**EXTRACTED RECORDS**
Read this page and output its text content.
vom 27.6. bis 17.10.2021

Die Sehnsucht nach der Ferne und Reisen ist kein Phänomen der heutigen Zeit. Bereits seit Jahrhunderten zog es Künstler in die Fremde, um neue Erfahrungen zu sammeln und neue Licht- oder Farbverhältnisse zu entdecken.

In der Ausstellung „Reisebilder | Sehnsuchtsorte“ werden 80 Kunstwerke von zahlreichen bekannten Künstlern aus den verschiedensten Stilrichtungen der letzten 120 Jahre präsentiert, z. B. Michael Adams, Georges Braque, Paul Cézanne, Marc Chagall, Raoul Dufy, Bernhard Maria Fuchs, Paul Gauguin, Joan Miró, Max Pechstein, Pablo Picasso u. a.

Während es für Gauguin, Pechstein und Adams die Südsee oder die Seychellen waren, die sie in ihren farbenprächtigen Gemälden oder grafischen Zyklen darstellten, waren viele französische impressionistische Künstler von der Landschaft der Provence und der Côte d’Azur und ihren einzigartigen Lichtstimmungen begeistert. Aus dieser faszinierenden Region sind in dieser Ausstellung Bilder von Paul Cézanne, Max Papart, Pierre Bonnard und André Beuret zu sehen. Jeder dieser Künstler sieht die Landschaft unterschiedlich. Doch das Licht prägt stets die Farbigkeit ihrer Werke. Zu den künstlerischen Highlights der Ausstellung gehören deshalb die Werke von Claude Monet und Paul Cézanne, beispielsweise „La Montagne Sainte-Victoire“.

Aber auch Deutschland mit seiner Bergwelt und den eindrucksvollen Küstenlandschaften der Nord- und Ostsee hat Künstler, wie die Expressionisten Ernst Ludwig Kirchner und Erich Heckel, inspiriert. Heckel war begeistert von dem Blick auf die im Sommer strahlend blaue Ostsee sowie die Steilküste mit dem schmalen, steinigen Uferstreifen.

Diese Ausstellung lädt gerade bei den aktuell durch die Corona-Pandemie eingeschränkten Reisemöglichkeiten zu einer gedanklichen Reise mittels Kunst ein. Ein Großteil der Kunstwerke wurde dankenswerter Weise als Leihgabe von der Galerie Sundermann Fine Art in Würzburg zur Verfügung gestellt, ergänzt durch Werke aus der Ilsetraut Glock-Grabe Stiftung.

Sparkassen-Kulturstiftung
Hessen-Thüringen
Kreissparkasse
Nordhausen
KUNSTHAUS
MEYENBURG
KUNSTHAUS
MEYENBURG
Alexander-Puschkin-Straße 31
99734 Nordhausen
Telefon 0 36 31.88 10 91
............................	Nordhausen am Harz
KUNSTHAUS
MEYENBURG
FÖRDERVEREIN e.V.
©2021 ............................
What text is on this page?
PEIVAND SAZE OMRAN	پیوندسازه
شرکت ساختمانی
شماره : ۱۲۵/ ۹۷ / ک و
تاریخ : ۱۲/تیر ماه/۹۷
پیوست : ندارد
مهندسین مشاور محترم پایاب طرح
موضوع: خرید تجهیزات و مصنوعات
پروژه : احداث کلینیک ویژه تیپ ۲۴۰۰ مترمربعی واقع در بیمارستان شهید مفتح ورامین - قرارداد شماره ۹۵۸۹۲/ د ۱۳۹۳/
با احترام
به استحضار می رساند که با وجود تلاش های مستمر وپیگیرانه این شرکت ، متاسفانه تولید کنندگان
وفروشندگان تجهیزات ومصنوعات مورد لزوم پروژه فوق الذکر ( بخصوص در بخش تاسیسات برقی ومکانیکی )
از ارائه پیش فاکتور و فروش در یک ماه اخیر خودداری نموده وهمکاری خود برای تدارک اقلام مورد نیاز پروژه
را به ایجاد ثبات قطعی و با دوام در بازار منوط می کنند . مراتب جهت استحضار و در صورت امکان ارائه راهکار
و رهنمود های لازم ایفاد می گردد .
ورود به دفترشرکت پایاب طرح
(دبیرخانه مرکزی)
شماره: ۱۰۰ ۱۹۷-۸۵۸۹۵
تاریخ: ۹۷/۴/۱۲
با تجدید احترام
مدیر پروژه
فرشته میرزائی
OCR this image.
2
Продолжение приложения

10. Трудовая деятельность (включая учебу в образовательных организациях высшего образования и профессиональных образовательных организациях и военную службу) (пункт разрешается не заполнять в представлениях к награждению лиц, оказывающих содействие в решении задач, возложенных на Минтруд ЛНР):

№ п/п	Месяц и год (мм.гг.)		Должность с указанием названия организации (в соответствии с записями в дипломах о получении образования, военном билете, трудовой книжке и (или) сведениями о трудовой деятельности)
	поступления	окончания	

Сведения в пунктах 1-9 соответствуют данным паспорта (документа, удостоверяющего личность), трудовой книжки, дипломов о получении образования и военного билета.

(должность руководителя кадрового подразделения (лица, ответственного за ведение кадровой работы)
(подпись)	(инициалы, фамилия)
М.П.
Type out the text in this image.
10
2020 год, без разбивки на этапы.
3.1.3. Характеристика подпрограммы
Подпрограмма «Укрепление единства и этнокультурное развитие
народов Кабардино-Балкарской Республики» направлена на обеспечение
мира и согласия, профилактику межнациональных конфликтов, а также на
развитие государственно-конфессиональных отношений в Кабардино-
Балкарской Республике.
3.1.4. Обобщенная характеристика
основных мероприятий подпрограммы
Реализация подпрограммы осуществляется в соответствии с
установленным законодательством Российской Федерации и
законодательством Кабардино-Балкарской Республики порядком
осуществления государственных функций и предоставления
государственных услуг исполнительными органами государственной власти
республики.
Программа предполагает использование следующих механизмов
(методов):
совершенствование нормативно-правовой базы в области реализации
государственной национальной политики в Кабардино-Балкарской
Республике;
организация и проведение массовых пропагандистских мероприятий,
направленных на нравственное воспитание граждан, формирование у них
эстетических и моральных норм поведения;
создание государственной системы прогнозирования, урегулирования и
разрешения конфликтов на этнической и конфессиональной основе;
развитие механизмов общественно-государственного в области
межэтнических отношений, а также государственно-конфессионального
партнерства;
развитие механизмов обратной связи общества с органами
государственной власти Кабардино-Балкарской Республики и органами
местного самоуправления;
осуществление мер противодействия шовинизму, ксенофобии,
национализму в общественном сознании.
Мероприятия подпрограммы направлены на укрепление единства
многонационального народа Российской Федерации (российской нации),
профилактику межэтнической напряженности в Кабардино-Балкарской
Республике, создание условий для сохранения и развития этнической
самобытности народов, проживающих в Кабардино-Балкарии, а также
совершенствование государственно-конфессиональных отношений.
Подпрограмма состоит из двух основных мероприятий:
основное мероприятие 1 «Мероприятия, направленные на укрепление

**WHAT TO DO**
Repeat all of the entries exactly.

**SOLVED PROBLEM**
Read this page and output its text content.
vom 27.6. bis 17.10.2021

Die Sehnsucht nach der Ferne und Reisen ist kein Phänomen der heutigen Zeit. Bereits seit Jahrhunderten zog es Künstler in die Fremde, um neue Erfahrungen zu sammeln und neue Licht- oder Farbverhältnisse zu entdecken.

In der Ausstellung „Reisebilder | Sehnsuchtsorte“ werden 80 Kunstwerke von zahlreichen bekannten Künstlern aus den verschiedensten Stilrichtungen der letzten 120 Jahre präsentiert, z. B. Michael Adams, Georges Braque, Paul Cézanne, Marc Chagall, Raoul Dufy, Bernhard Maria Fuchs, Paul Gauguin, Joan Miró, Max Pechstein, Pablo Picasso u. a.

Während es für Gauguin, Pechstein und Adams die Südsee oder die Seychellen waren, die sie in ihren farbenprächtigen Gemälden oder grafischen Zyklen darstellten, waren viele französische impressionistische Künstler von der Landschaft der Provence und der Côte d’Azur und ihren einzigartigen Lichtstimmungen begeistert. Aus dieser faszinierenden Region sind in dieser Ausstellung Bilder von Paul Cézanne, Max Papart, Pierre Bonnard und André Beuret zu sehen. Jeder dieser Künstler sieht die Landschaft unterschiedlich. Doch das Licht prägt stets die Farbigkeit ihrer Werke. Zu den künstlerischen Highlights der Ausstellung gehören deshalb die Werke von Claude Monet und Paul Cézanne, beispielsweise „La Montagne Sainte-Victoire“.

Aber auch Deutschland mit seiner Bergwelt und den eindrucksvollen Küstenlandschaften der Nord- und Ostsee hat Künstler, wie die Expressionisten Ernst Ludwig Kirchner und Erich Heckel, inspiriert. Heckel war begeistert von dem Blick auf die im Sommer strahlend blaue Ostsee sowie die Steilküste mit dem schmalen, steinigen Uferstreifen.

Diese Ausstellung lädt gerade bei den aktuell durch die Corona-Pandemie eingeschränkten Reisemöglichkeiten zu einer gedanklichen Reise mittels Kunst ein. Ein Großteil der Kunstwerke wurde dankenswerter Weise als Leihgabe von der Galerie Sundermann Fine Art in Würzburg zur Verfügung gestellt, ergänzt durch Werke aus der Ilsetraut Glock-Grabe Stiftung.

Sparkassen-Kulturstiftung
Hessen-Thüringen
Kreissparkasse
Nordhausen
KUNSTHAUS
MEYENBURG
KUNSTHAUS
MEYENBURG
Alexander-Puschkin-Straße 31
99734 Nordhausen
Telefon 0 36 31.88 10 91
............................	Nordhausen am Harz
KUNSTHAUS
MEYENBURG
FÖRDERVEREIN e.V.
©2021 ............................
What text is on this page?
PEIVAND SAZE OMRAN	پیوندسازه
شرکت ساختمانی
شماره : ۱۲۵/ ۹۷ / ک و
تاریخ : ۱۲/تیر ماه/۹۷
پیوست : ندارد
مهندسین مشاور محترم پایاب طرح
موضوع: خرید تجهیزات و مصنوعات
پروژه : احداث کلینیک ویژه تیپ ۲۴۰۰ مترمربعی واقع در بیمارستان شهید مفتح ورامین - قرارداد شماره ۹۵۸۹۲/ د ۱۳۹۳/
با احترام
به استحضار می رساند که با وجود تلاش های مستمر وپیگیرانه این شرکت ، متاسفانه تولید کنندگان
وفروشندگان تجهیزات ومصنوعات مورد لزوم پروژه فوق الذکر ( بخصوص در بخش تاسیسات برقی ومکانیکی )
از ارائه پیش فاکتور و فروش در یک ماه اخیر خودداری نموده وهمکاری خود برای تدارک اقلام مورد نیاز پروژه
را به ایجاد ثبات قطعی و با دوام در بازار منوط می کنند . مراتب جهت استحضار و در صورت امکان ارائه راهکار
و رهنمود های لازم ایفاد می گردد .
ورود به دفترشرکت پایاب طرح
(دبیرخانه مرکزی)
شماره: ۱۰۰ ۱۹۷-۸۵۸۹۵
تاریخ: ۹۷/۴/۱۲
با تجدید احترام
مدیر پروژه
فرشته میرزائی
OCR this image.
2
Продолжение приложения

10. Трудовая деятельность (включая учебу в образовательных организациях высшего образования и профессиональных образовательных организациях и военную службу) (пункт разрешается не заполнять в представлениях к награждению лиц, оказывающих содействие в решении задач, возложенных на Минтруд ЛНР):

№ п/п	Месяц и год (мм.гг.)		Должность с указанием названия организации (в соответствии с записями в дипломах о получении образования, военном билете, трудовой книжке и (или) сведениями о трудовой деятельности)
	поступления	окончания	

Сведения в пунктах 1-9 соответствуют данным паспорта (документа, удостоверяющего личность), трудовой книжки, дипломов о получении образования и военного билета.

(должность руководителя кадрового подразделения (лица, ответственного за ведение кадровой работы)
(подпись)	(инициалы, фамилия)
М.П.
Type out the text in this image.
10
2020 год, без разбивки на этапы.
3.1.3. Характеристика подпрограммы
Подпрограмма «Укрепление единства и этнокультурное развитие
народов Кабардино-Балкарской Республики» направлена на обеспечение
мира и согласия, профилактику межнациональных конфликтов, а также на
развитие государственно-конфессиональных отношений в Кабардино-
Балкарской Республике.
3.1.4. Обобщенная характеристика
основных мероприятий подпрограммы
Реализация подпрограммы осуществляется в соответствии с
установленным законодательством Российской Федерации и
законодательством Кабардино-Балкарской Республики порядком
осуществления государственных функций и предоставления
государственных услуг исполнительными органами государственной власти
республики.
Программа предполагает использование следующих механизмов
(методов):
совершенствование нормативно-правовой базы в области реализации
государственной национальной политики в Кабардино-Балкарской
Республике;
организация и проведение массовых пропагандистских мероприятий,
направленных на нравственное воспитание граждан, формирование у них
эстетических и моральных норм поведения;
создание государственной системы прогнозирования, урегулирования и
разрешения конфликтов на этнической и конфессиональной основе;
развитие механизмов общественно-государственного в области
межэтнических отношений, а также государственно-конфессионального
партнерства;
развитие механизмов обратной связи общества с органами
государственной власти Кабардино-Балкарской Республики и органами
местного самоуправления;
осуществление мер противодействия шовинизму, ксенофобии,
национализму в общественном сознании.
Мероприятия подпрограммы направлены на укрепление единства
многонационального народа Российской Федерации (российской нации),
профилактику межэтнической напряженности в Кабардино-Балкарской
Республике, создание условий для сохранения и развития этнической
самобытности народов, проживающих в Кабардино-Балкарии, а также
совершенствование государственно-конфессиональных отношений.
Подпрограмма состоит из двух основных мероприятий:
основное мероприятие 1 «Мероприятия, направленные на укрепление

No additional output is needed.